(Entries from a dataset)
::::

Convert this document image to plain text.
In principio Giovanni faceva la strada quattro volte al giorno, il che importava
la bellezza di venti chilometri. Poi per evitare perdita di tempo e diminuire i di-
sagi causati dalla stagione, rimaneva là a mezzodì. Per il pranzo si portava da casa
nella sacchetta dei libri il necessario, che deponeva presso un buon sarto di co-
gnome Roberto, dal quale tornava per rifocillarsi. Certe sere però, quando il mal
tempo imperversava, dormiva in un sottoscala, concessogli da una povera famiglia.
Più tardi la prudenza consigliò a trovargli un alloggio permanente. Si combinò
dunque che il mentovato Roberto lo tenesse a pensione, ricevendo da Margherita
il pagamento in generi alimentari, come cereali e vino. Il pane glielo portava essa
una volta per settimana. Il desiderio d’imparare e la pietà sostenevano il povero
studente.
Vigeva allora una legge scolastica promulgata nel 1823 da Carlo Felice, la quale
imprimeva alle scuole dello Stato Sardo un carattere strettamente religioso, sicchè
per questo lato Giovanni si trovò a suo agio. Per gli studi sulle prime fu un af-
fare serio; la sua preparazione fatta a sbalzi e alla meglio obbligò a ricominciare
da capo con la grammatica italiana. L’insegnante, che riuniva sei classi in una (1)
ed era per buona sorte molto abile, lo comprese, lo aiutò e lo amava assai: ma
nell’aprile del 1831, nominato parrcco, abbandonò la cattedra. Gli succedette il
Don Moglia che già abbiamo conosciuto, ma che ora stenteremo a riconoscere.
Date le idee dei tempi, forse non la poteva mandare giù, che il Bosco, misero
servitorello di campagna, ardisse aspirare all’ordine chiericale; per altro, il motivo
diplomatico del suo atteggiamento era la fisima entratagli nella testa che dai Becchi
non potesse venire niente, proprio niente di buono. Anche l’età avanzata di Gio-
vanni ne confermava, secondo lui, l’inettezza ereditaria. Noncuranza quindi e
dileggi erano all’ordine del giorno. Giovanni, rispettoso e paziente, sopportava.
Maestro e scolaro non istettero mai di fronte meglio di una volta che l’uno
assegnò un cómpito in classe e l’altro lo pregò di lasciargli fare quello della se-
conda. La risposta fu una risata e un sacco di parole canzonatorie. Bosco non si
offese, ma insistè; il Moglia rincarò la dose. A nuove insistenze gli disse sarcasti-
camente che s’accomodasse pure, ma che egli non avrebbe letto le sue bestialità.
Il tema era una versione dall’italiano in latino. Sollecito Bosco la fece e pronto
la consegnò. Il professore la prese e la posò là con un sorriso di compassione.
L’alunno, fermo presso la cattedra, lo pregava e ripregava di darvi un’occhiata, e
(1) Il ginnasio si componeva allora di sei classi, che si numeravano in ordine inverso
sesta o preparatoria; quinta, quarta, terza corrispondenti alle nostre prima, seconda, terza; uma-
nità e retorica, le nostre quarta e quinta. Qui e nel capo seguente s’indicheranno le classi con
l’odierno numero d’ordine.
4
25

::::

From the entries, copy out each line containing the word "quarta".

sesta o preparatoria; quinta, quarta, terza corrispondenti alle nostre prima, seconda, terza; uma-
nità e retorica, le nostre quarta e quinta. Qui e nel capo seguente s’indicheranno le classi con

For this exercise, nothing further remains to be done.